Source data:

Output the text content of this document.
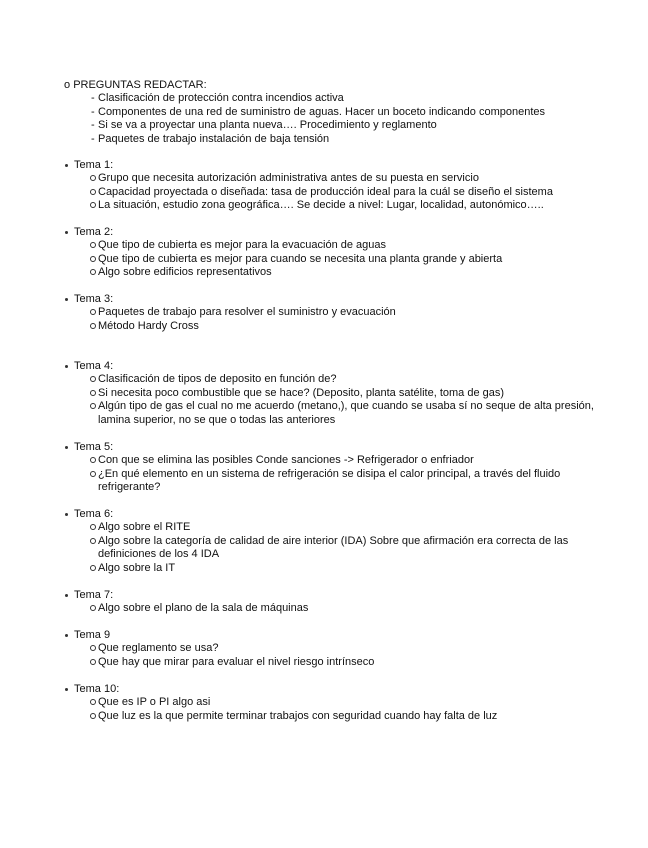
o PREGUNTAS REDACTAR:
- Clasificación de protección contra incendios activa
- Componentes de una red de suministro de aguas. Hacer un boceto indicando componentes
- Si se va a proyectar una planta nueva…. Procedimiento y reglamento
- Paquetes de trabajo instalación de baja tensión
Tema 1:
Grupo que necesita autorización administrativa antes de su puesta en servicio
Capacidad proyectada o diseñada: tasa de producción ideal para la cuál se diseño el sistema
La situación, estudio zona geográfica…. Se decide a nivel: Lugar, localidad, autonómico…..
Tema 2:
Que tipo de cubierta es mejor para la evacuación de aguas
Que tipo de cubierta es mejor para cuando se necesita una planta grande y abierta
Algo sobre edificios representativos
Tema 3:
Paquetes de trabajo para resolver el suministro y evacuación
Método Hardy Cross
Tema 4:
Clasificación de tipos de deposito en función de?
Si necesita poco combustible que se hace? (Deposito, planta satélite, toma de gas)
Algún tipo de gas el cual no me acuerdo (metano,), que cuando se usaba sí no seque de alta presión, lamina superior, no se que o todas las anteriores
Tema 5:
Con que se elimina las posibles Conde sanciones -> Refrigerador o enfriador
¿En qué elemento en un sistema de refrigeración se disipa el calor principal, a través del fluido refrigerante?
Tema 6:
Algo sobre el RITE
Algo sobre la categoría de calidad de aire interior (IDA) Sobre que afirmación era correcta de las definiciones de los 4 IDA
Algo sobre la IT
Tema 7:
Algo sobre el plano de la sala de máquinas
Tema 9
Que reglamento se usa?
Que hay que mirar para evaluar el nivel riesgo intrínseco
Tema 10:
Que es IP o PI algo asi
Que luz es la que permite terminar trabajos con seguridad cuando hay falta de luz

Requirements: Please write out all of the material above without changing a word, and omit any pictures.

Solution below:
Output the text content of this document.
o PREGUNTAS REDACTAR:
- Clasificación de protección contra incendios activa
- Componentes de una red de suministro de aguas. Hacer un boceto indicando componentes
- Si se va a proyectar una planta nueva…. Procedimiento y reglamento
- Paquetes de trabajo instalación de baja tensión
Tema 1:
Grupo que necesita autorización administrativa antes de su puesta en servicio
Capacidad proyectada o diseñada: tasa de producción ideal para la cuál se diseño el sistema
La situación, estudio zona geográfica…. Se decide a nivel: Lugar, localidad, autonómico…..
Tema 2:
Que tipo de cubierta es mejor para la evacuación de aguas
Que tipo de cubierta es mejor para cuando se necesita una planta grande y abierta
Algo sobre edificios representativos
Tema 3:
Paquetes de trabajo para resolver el suministro y evacuación
Método Hardy Cross
Tema 4:
Clasificación de tipos de deposito en función de?
Si necesita poco combustible que se hace? (Deposito, planta satélite, toma de gas)
Algún tipo de gas el cual no me acuerdo (metano,), que cuando se usaba sí no seque de alta presión, lamina superior, no se que o todas las anteriores
Tema 5:
Con que se elimina las posibles Conde sanciones -> Refrigerador o enfriador
¿En qué elemento en un sistema de refrigeración se disipa el calor principal, a través del fluido refrigerante?
Tema 6:
Algo sobre el RITE
Algo sobre la categoría de calidad de aire interior (IDA) Sobre que afirmación era correcta de las definiciones de los 4 IDA
Algo sobre la IT
Tema 7:
Algo sobre el plano de la sala de máquinas
Tema 9
Que reglamento se usa?
Que hay que mirar para evaluar el nivel riesgo intrínseco
Tema 10:
Que es IP o PI algo asi
Que luz es la que permite terminar trabajos con seguridad cuando hay falta de luz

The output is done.